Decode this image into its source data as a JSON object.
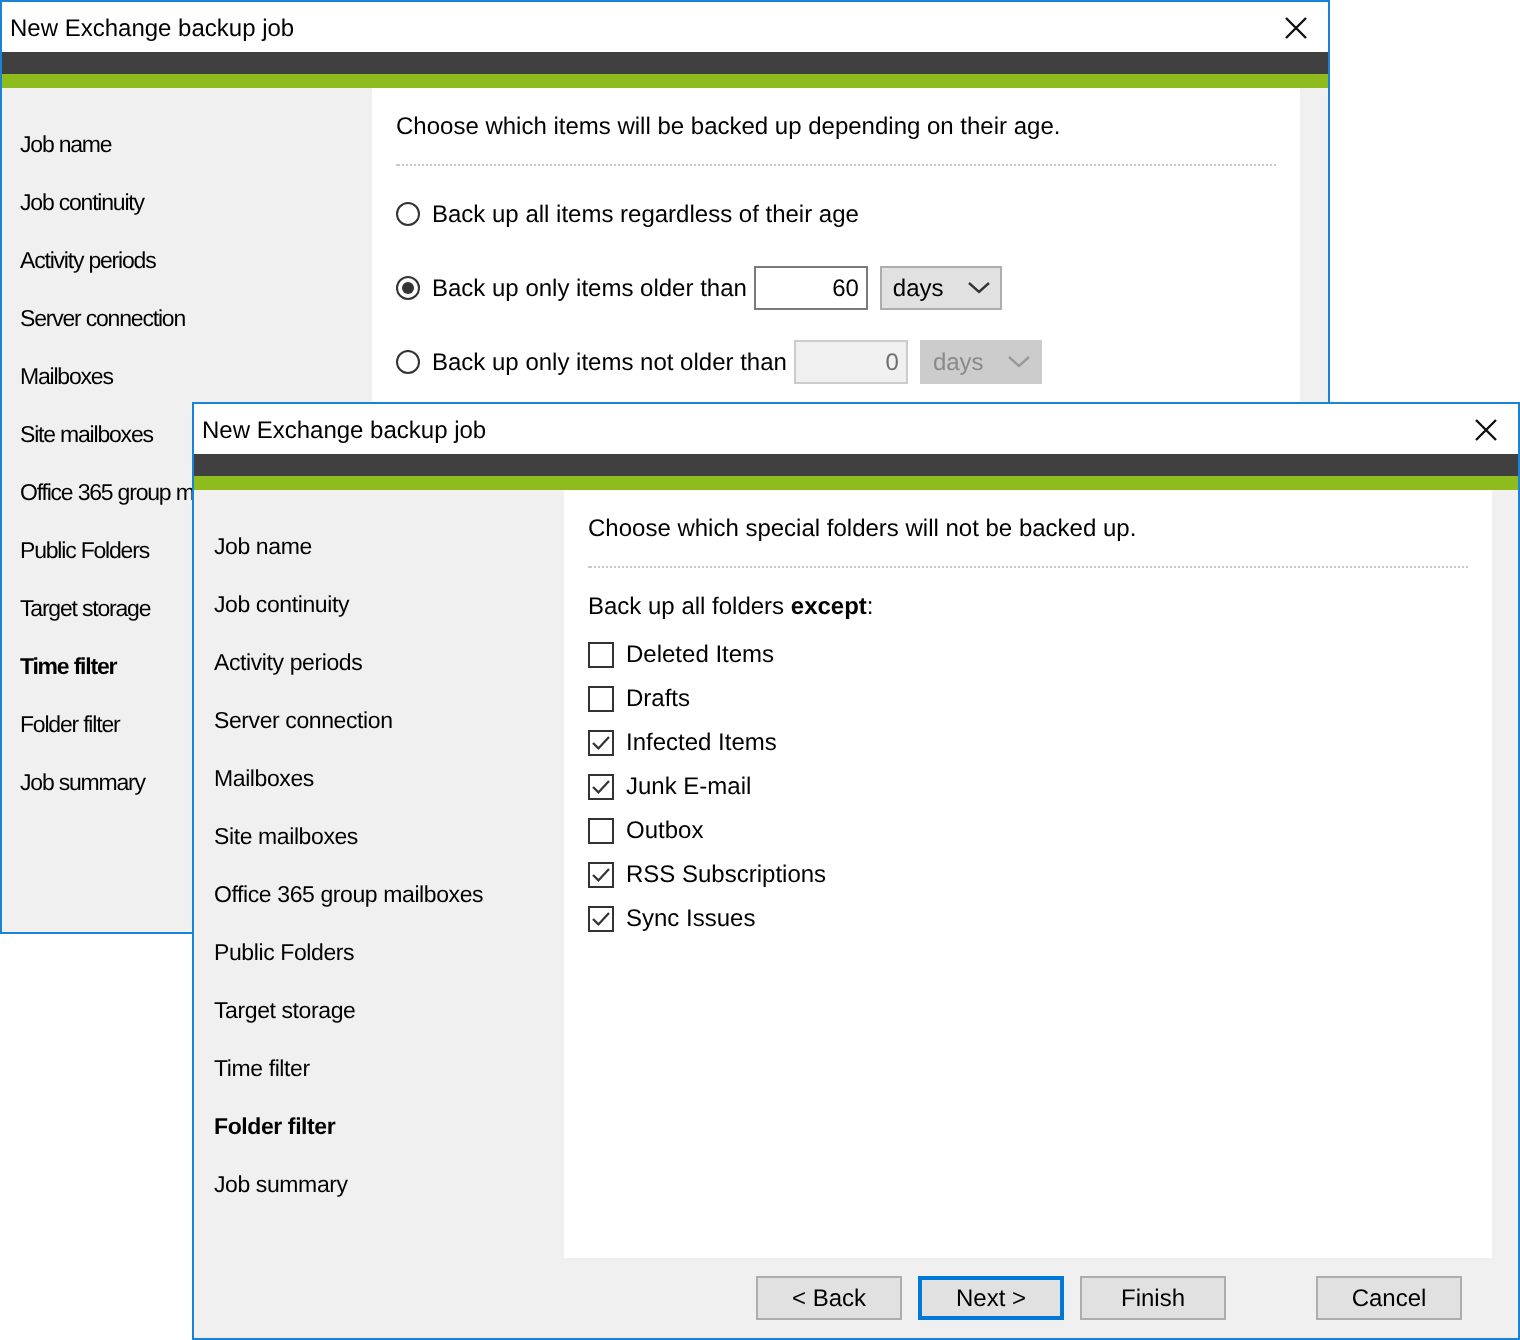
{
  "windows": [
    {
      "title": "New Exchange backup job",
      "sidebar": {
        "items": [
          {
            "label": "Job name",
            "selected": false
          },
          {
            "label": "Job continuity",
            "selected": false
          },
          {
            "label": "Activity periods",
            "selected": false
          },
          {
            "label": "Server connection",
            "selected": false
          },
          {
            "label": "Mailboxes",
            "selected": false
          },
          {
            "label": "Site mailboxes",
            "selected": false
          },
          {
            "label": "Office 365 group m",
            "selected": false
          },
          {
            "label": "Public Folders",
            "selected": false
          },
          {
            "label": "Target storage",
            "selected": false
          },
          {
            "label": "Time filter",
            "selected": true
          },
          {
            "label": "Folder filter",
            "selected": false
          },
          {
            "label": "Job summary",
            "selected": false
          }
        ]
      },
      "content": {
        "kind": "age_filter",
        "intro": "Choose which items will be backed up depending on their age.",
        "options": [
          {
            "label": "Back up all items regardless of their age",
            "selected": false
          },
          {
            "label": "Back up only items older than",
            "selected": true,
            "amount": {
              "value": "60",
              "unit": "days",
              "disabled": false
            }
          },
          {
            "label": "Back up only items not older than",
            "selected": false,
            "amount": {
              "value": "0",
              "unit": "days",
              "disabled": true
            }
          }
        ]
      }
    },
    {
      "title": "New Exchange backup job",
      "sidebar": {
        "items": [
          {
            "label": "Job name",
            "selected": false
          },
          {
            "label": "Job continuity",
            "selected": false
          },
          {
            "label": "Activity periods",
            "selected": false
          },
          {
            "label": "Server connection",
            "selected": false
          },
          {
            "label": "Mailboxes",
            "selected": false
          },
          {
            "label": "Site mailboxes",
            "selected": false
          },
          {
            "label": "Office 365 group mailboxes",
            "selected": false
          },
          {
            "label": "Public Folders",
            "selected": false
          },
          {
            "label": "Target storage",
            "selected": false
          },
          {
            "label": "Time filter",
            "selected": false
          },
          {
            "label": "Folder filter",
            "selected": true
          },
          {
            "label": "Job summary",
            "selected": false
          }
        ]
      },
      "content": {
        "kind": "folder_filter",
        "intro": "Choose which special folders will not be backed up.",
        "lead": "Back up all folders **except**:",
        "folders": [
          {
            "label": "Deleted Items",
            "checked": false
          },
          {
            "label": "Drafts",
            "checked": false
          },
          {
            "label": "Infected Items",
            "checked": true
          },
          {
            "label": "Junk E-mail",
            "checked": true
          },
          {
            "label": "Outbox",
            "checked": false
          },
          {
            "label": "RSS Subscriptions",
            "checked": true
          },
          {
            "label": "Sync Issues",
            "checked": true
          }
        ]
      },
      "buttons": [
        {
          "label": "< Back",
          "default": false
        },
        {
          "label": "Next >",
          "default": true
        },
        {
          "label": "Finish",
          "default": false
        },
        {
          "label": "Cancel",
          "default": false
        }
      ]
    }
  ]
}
----------------------------------------
* **STATED GOAL**
Using the data above, print every line exactly, omitting pictures.

* **SOLUTION**
Decode this image into its source data as a JSON object.
{
  "windows": [
    {
      "title": "New Exchange backup job",
      "sidebar": {
        "items": [
          {
            "label": "Job name",
            "selected": false
          },
          {
            "label": "Job continuity",
            "selected": false
          },
          {
            "label": "Activity periods",
            "selected": false
          },
          {
            "label": "Server connection",
            "selected": false
          },
          {
            "label": "Mailboxes",
            "selected": false
          },
          {
            "label": "Site mailboxes",
            "selected": false
          },
          {
            "label": "Office 365 group m",
            "selected": false
          },
          {
            "label": "Public Folders",
            "selected": false
          },
          {
            "label": "Target storage",
            "selected": false
          },
          {
            "label": "Time filter",
            "selected": true
          },
          {
            "label": "Folder filter",
            "selected": false
          },
          {
            "label": "Job summary",
            "selected": false
          }
        ]
      },
      "content": {
        "kind": "age_filter",
        "intro": "Choose which items will be backed up depending on their age.",
        "options": [
          {
            "label": "Back up all items regardless of their age",
            "selected": false
          },
          {
            "label": "Back up only items older than",
            "selected": true,
            "amount": {
              "value": "60",
              "unit": "days",
              "disabled": false
            }
          },
          {
            "label": "Back up only items not older than",
            "selected": false,
            "amount": {
              "value": "0",
              "unit": "days",
              "disabled": true
            }
          }
        ]
      }
    },
    {
      "title": "New Exchange backup job",
      "sidebar": {
        "items": [
          {
            "label": "Job name",
            "selected": false
          },
          {
            "label": "Job continuity",
            "selected": false
          },
          {
            "label": "Activity periods",
            "selected": false
          },
          {
            "label": "Server connection",
            "selected": false
          },
          {
            "label": "Mailboxes",
            "selected": false
          },
          {
            "label": "Site mailboxes",
            "selected": false
          },
          {
            "label": "Office 365 group mailboxes",
            "selected": false
          },
          {
            "label": "Public Folders",
            "selected": false
          },
          {
            "label": "Target storage",
            "selected": false
          },
          {
            "label": "Time filter",
            "selected": false
          },
          {
            "label": "Folder filter",
            "selected": true
          },
          {
            "label": "Job summary",
            "selected": false
          }
        ]
      },
      "content": {
        "kind": "folder_filter",
        "intro": "Choose which special folders will not be backed up.",
        "lead": "Back up all folders **except**:",
        "folders": [
          {
            "label": "Deleted Items",
            "checked": false
          },
          {
            "label": "Drafts",
            "checked": false
          },
          {
            "label": "Infected Items",
            "checked": true
          },
          {
            "label": "Junk E-mail",
            "checked": true
          },
          {
            "label": "Outbox",
            "checked": false
          },
          {
            "label": "RSS Subscriptions",
            "checked": true
          },
          {
            "label": "Sync Issues",
            "checked": true
          }
        ]
      },
      "buttons": [
        {
          "label": "< Back",
          "default": false
        },
        {
          "label": "Next >",
          "default": true
        },
        {
          "label": "Finish",
          "default": false
        },
        {
          "label": "Cancel",
          "default": false
        }
      ]
    }
  ]
}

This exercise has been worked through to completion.